» **PROMPT**:
Look for "fine" in each line of the entries, and return the matching lines.

» **EXTRACTED RECORDS**:
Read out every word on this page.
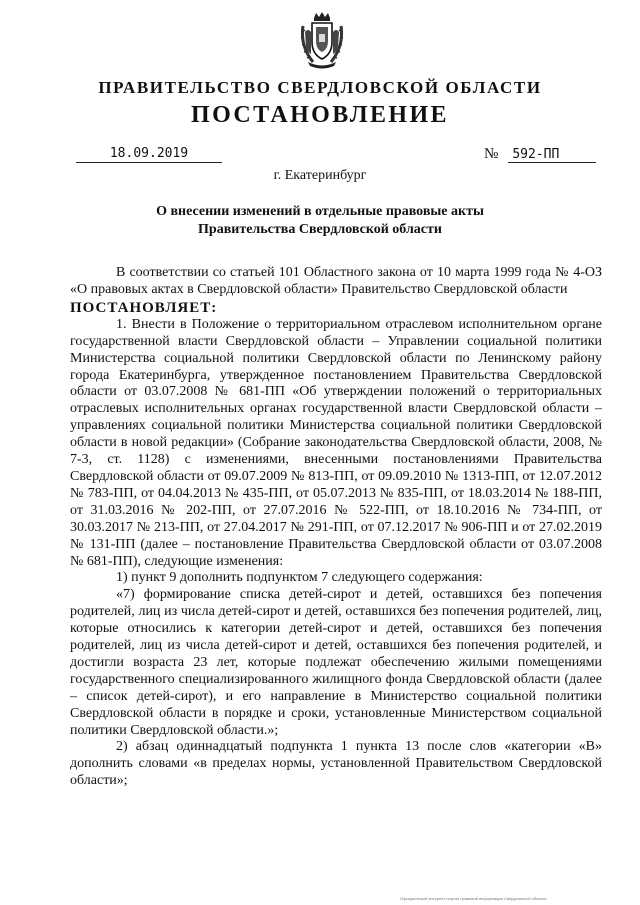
ПРАВИТЕЛЬСТВО СВЕРДЛОВСКОЙ ОБЛАСТИ
ПОСТАНОВЛЕНИЕ
18.09.2019	№ 592-ПП
г. Екатеринбург
О внесении изменений в отдельные правовые акты
Правительства Свердловской области

В соответствии со статьей 101 Областного закона от 10 марта 1999 года № 4-ОЗ «О правовых актах в Свердловской области» Правительство Свердловской области

ПОСТАНОВЛЯЕТ:

1. Внести в Положение о территориальном отраслевом исполнительном органе государственной власти Свердловской области – Управлении социальной политики Министерства социальной политики Свердловской области по Ленинскому району города Екатеринбурга, утвержденное постановлением Правительства Свердловской области от 03.07.2008 № 681-ПП «Об утверждении положений о территориальных отраслевых исполнительных органах государственной власти Свердловской области – управлениях социальной политики Министерства социальной политики Свердловской области в новой редакции» (Собрание законодательства Свердловской области, 2008, № 7-3, ст. 1128) с изменениями, внесенными постановлениями Правительства Свердловской области от 09.07.2009 № 813-ПП, от 09.09.2010 № 1313-ПП, от 12.07.2012 № 783-ПП, от 04.04.2013 № 435-ПП, от 05.07.2013 № 835-ПП, от 18.03.2014 № 188-ПП, от 31.03.2016 № 202-ПП, от 27.07.2016 № 522-ПП, от 18.10.2016 № 734-ПП, от 30.03.2017 № 213-ПП, от 27.04.2017 № 291-ПП, от 07.12.2017 № 906-ПП и от 27.02.2019 № 131-ПП (далее – постановление Правительства Свердловской области от 03.07.2008 № 681-ПП), следующие изменения:

1) пункт 9 дополнить подпунктом 7 следующего содержания:

«7) формирование списка детей-сирот и детей, оставшихся без попечения родителей, лиц из числа детей-сирот и детей, оставшихся без попечения родителей, лиц, которые относились к категории детей-сирот и детей, оставшихся без попечения родителей, лиц из числа детей-сирот и детей, оставшихся без попечения родителей, и достигли возраста 23 лет, которые подлежат обеспечению жилыми помещениями государственного специализированного жилищного фонда Свердловской области (далее – список детей-сирот), и его направление в Министерство социальной политики Свердловской области в порядке и сроки, установленные Министерством социальной политики Свердловской области.»;

2) абзац одиннадцатый подпункта 1 пункта 13 после слов «категории «В» дополнить словами «в пределах нормы, установленной Правительством Свердловской области»;

Официальный интернет-портал правовой информации Свердловской области
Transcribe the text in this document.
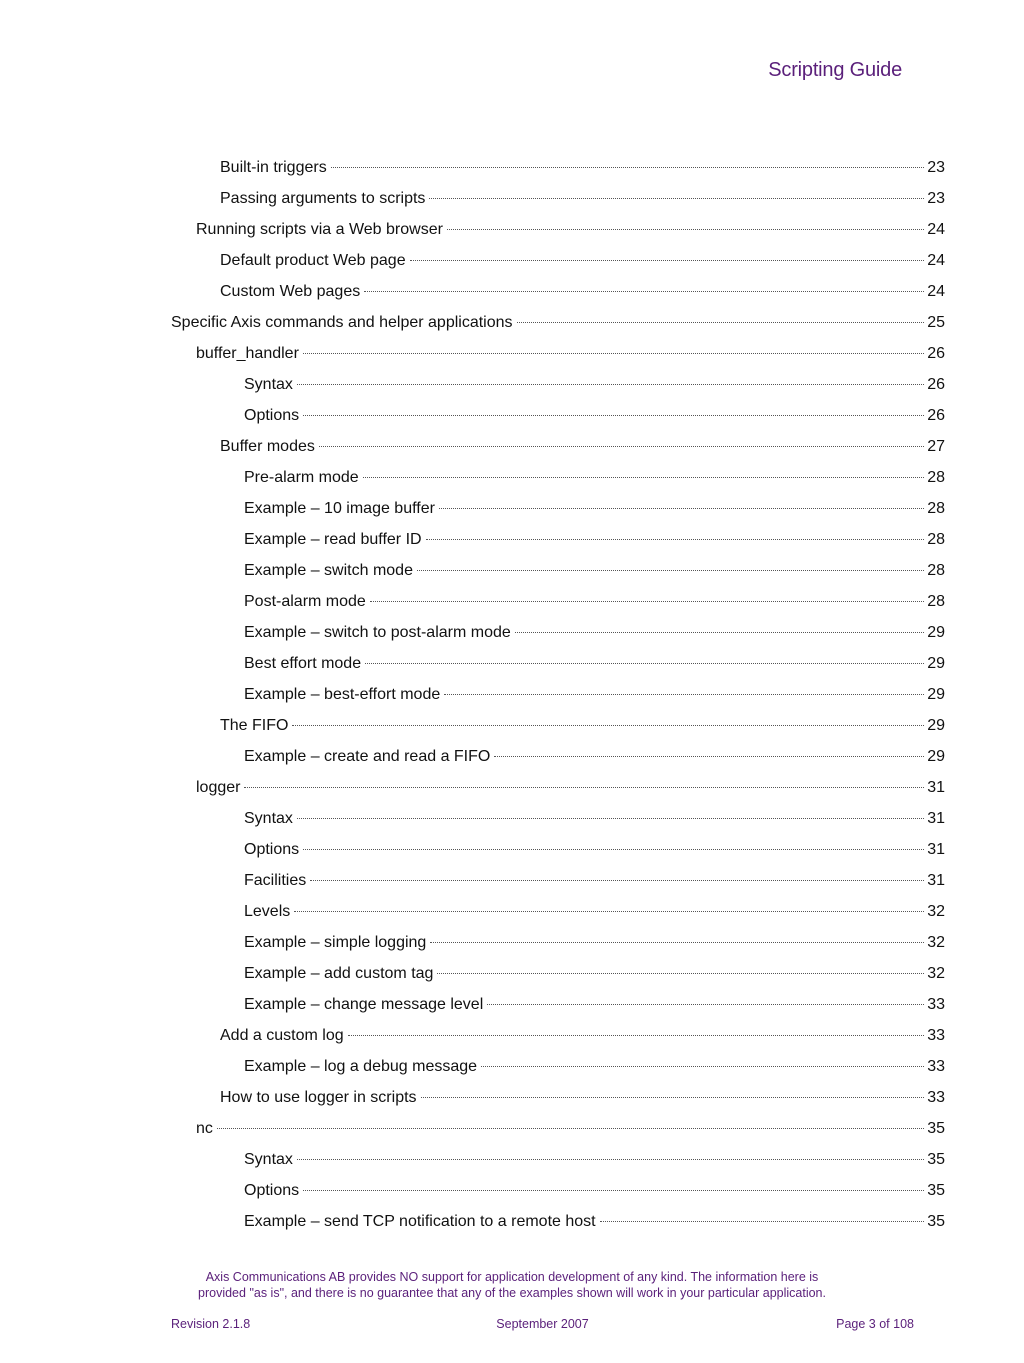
Scripting Guide
Built-in triggers	23
Passing arguments to scripts	23
Running scripts via a Web browser	24
Default product Web page	24
Custom Web pages	24
Specific Axis commands and helper applications	25
buffer_handler	26
Syntax	26
Options	26
Buffer modes	27
Pre-alarm mode	28
Example – 10 image buffer	28
Example – read buffer ID	28
Example – switch mode	28
Post-alarm mode	28
Example – switch to post-alarm mode	29
Best effort mode	29
Example – best-effort mode	29
The FIFO	29
Example – create and read a FIFO	29
logger	31
Syntax	31
Options	31
Facilities	31
Levels	32
Example – simple logging	32
Example – add custom tag	32
Example – change message level	33
Add a custom log	33
Example – log a debug message	33
How to use logger in scripts	33
nc	35
Syntax	35
Options	35
Example – send TCP notification to a remote host	35
Axis Communications AB provides NO support for application development of any kind. The information here is
provided "as is", and there is no guarantee that any of the examples shown will work in your particular application.
Revision 2.1.8	September 2007	Page 3 of 108
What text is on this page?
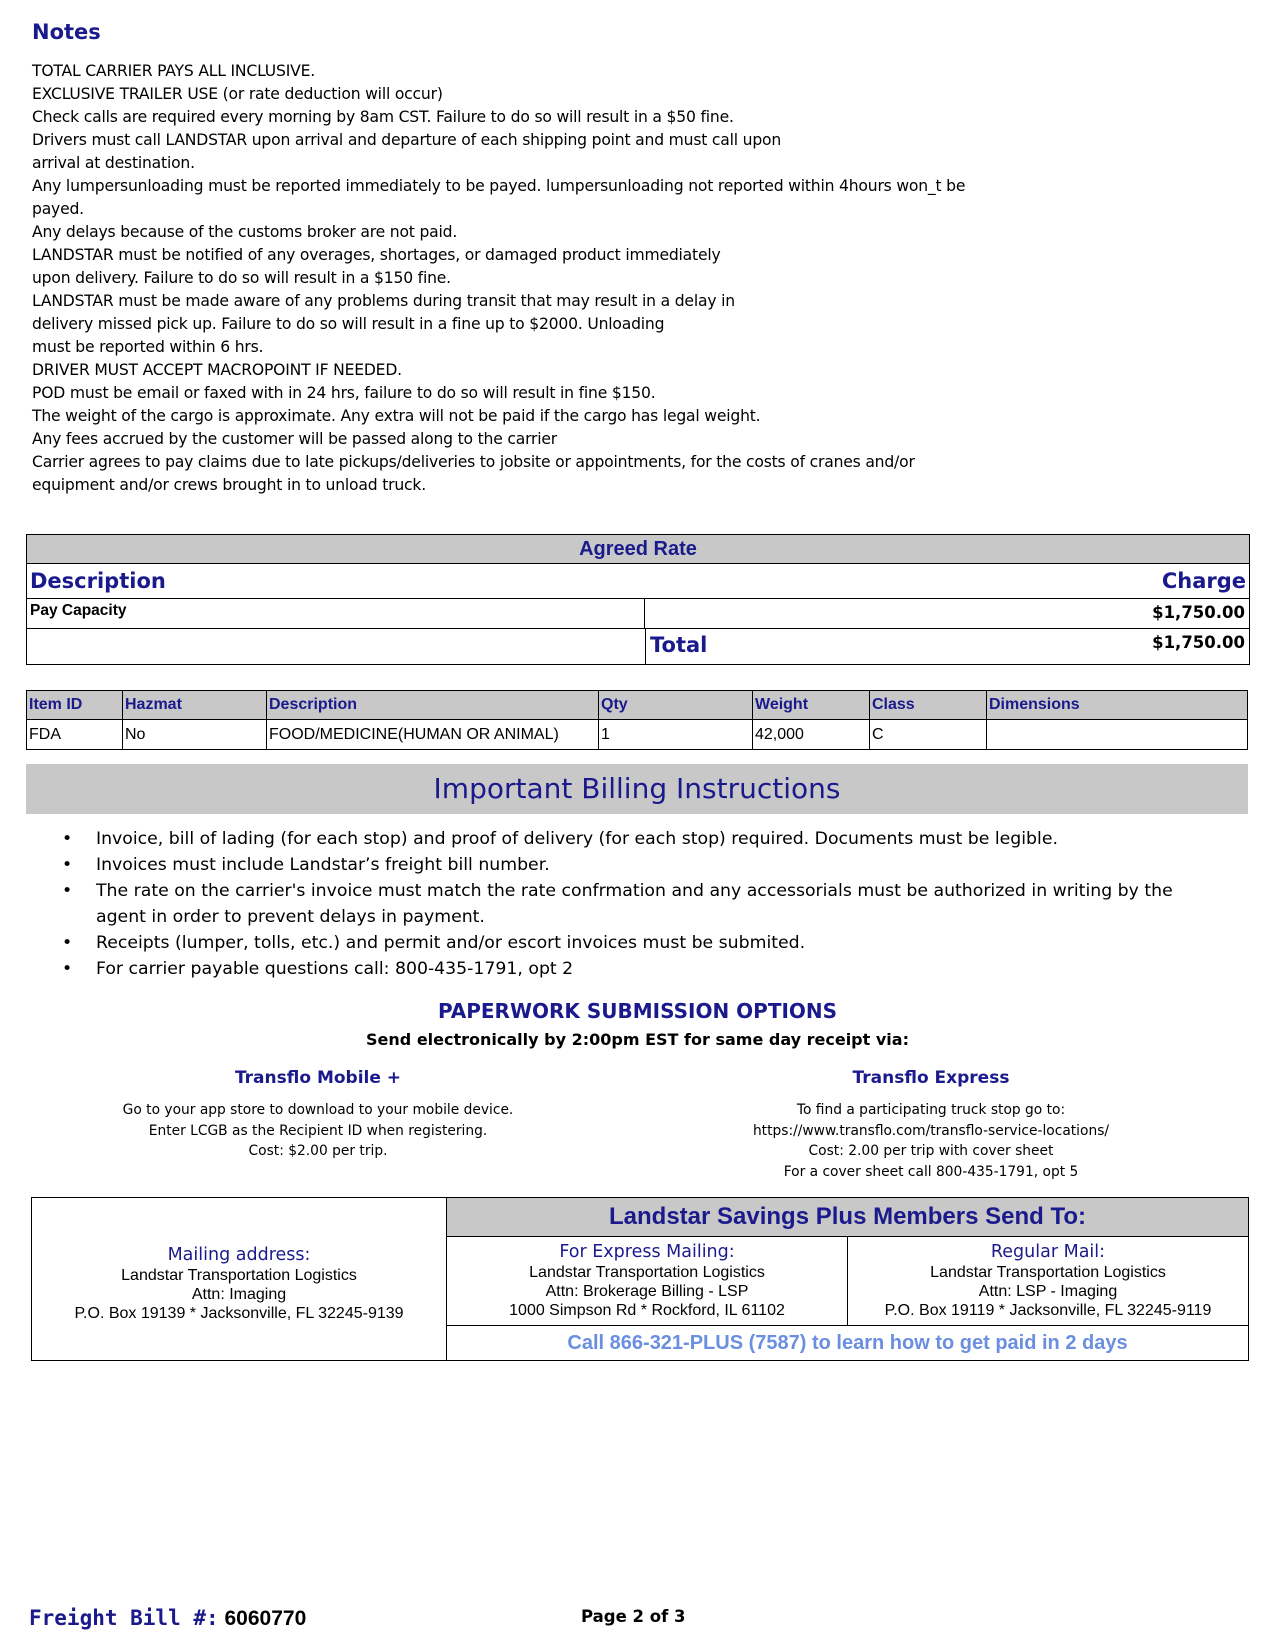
Notes
TOTAL CARRIER PAYS ALL INCLUSIVE.
EXCLUSIVE TRAILER USE (or rate deduction will occur)
Check calls are required every morning by 8am CST. Failure to do so will result in a $50 fine.
Drivers must call LANDSTAR upon arrival and departure of each shipping point and must call upon
arrival at destination.
Any lumpersunloading must be reported immediately to be payed. lumpersunloading not reported within 4hours won_t be
payed.
Any delays because of the customs broker are not paid.
LANDSTAR must be notified of any overages, shortages, or damaged product immediately
upon delivery. Failure to do so will result in a $150 fine.
LANDSTAR must be made aware of any problems during transit that may result in a delay in
delivery missed pick up. Failure to do so will result in a fine up to $2000. Unloading
must be reported within 6 hrs.
DRIVER MUST ACCEPT MACROPOINT IF NEEDED.
POD must be email or faxed with in 24 hrs, failure to do so will result in fine $150.
The weight of the cargo is approximate. Any extra will not be paid if the cargo has legal weight.
Any fees accrued by the customer will be passed along to the carrier
Carrier agrees to pay claims due to late pickups/deliveries to jobsite or appointments, for the costs of cranes and/or
equipment and/or crews brought in to unload truck.
Agreed Rate
Description	Charge
Pay Capacity	$1,750.00
Total	$1,750.00
Item ID	Hazmat	Description	Qty	Weight	Class	Dimensions
FDA	No	FOOD/MEDICINE(HUMAN OR ANIMAL)	1	42,000	C	
Important Billing Instructions
•	Invoice, bill of lading (for each stop) and proof of delivery (for each stop) required. Documents must be legible.
•	Invoices must include Landstar’s freight bill number.
•	The rate on the carrier's invoice must match the rate confrmation and any accessorials must be authorized in writing by the agent in order to prevent delays in payment.
•	Receipts (lumper, tolls, etc.) and permit and/or escort invoices must be submited.
•	For carrier payable questions call: 800-435-1791, opt 2
PAPERWORK SUBMISSION OPTIONS
Send electronically by 2:00pm EST for same day receipt via:
Transflo Mobile +
Go to your app store to download to your mobile device.
Enter LCGB as the Recipient ID when registering.
Cost: $2.00 per trip.
Transflo Express
To find a participating truck stop go to:
https://www.transflo.com/transflo-service-locations/
Cost: 2.00 per trip with cover sheet
For a cover sheet call 800-435-1791, opt 5
Mailing address:
Landstar Transportation Logistics
Attn: Imaging
P.O. Box 19139 * Jacksonville, FL 32245-9139
Landstar Savings Plus Members Send To:
For Express Mailing:
Landstar Transportation Logistics
Attn: Brokerage Billing - LSP
1000 Simpson Rd * Rockford, IL 61102
Regular Mail:
Landstar Transportation Logistics
Attn: LSP - Imaging
P.O. Box 19119 * Jacksonville, FL 32245-9119
Call 866-321-PLUS (7587) to learn how to get paid in 2 days
Freight Bill #: 6060770	Page 2 of 3
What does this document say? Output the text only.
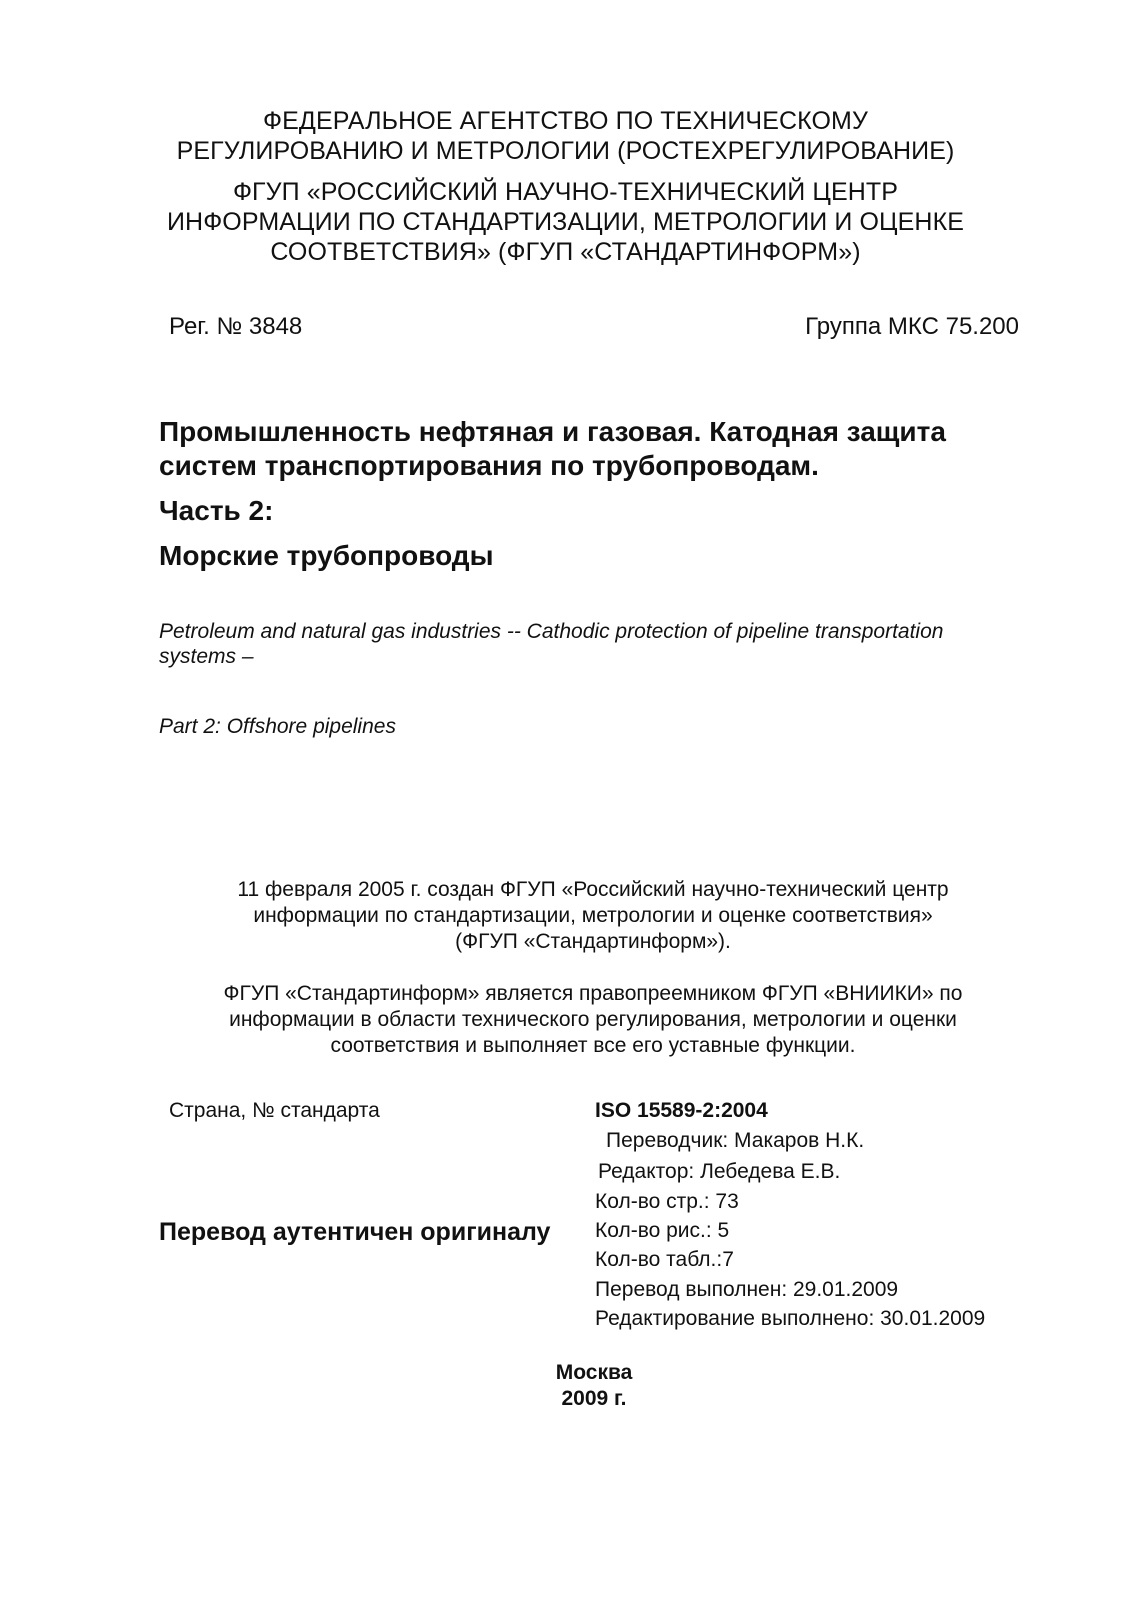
ФЕДЕРАЛЬНОЕ АГЕНТСТВО ПО ТЕХНИЧЕСКОМУ
РЕГУЛИРОВАНИЮ И МЕТРОЛОГИИ (РОСТЕХРЕГУЛИРОВАНИЕ)
ФГУП «РОССИЙСКИЙ НАУЧНО-ТЕХНИЧЕСКИЙ ЦЕНТР
ИНФОРМАЦИИ ПО СТАНДАРТИЗАЦИИ, МЕТРОЛОГИИ И ОЦЕНКЕ
СООТВЕТСТВИЯ» (ФГУП «СТАНДАРТИНФОРМ»)
Рег. № 3848	Группа МКС 75.200
Промышленность нефтяная и газовая. Катодная защита
систем транспортирования по трубопроводам.
Часть 2:
Морские трубопроводы
Petroleum and natural gas industries -- Cathodic protection of pipeline transportation
systems –
Part 2: Offshore pipelines
11 февраля 2005 г. создан ФГУП «Российский научно-технический центр
информации по стандартизации, метрологии и оценке соответствия»
(ФГУП «Стандартинформ»).
ФГУП «Стандартинформ» является правопреемником ФГУП «ВНИИКИ» по
информации в области технического регулирования, метрологии и оценки
соответствия и выполняет все его уставные функции.
Страна, № стандарта	ISO 15589-2:2004
Переводчик: Макаров Н.К.
Редактор: Лебедева Е.В.
Кол-во стр.: 73
Кол-во рис.: 5
Кол-во табл.:7
Перевод выполнен: 29.01.2009
Редактирование выполнено: 30.01.2009
Перевод аутентичен оригиналу
Москва
2009 г.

» **RESPONSE FOR THIS EXERCISE**:
Check calls are required every morning by 8am CST. Failure to do so will result in a $50 fine.
upon delivery. Failure to do so will result in a $150 fine.
delivery missed pick up. Failure to do so will result in a fine up to $2000. Unloading
POD must be email or faxed with in 24 hrs, failure to do so will result in fine $150.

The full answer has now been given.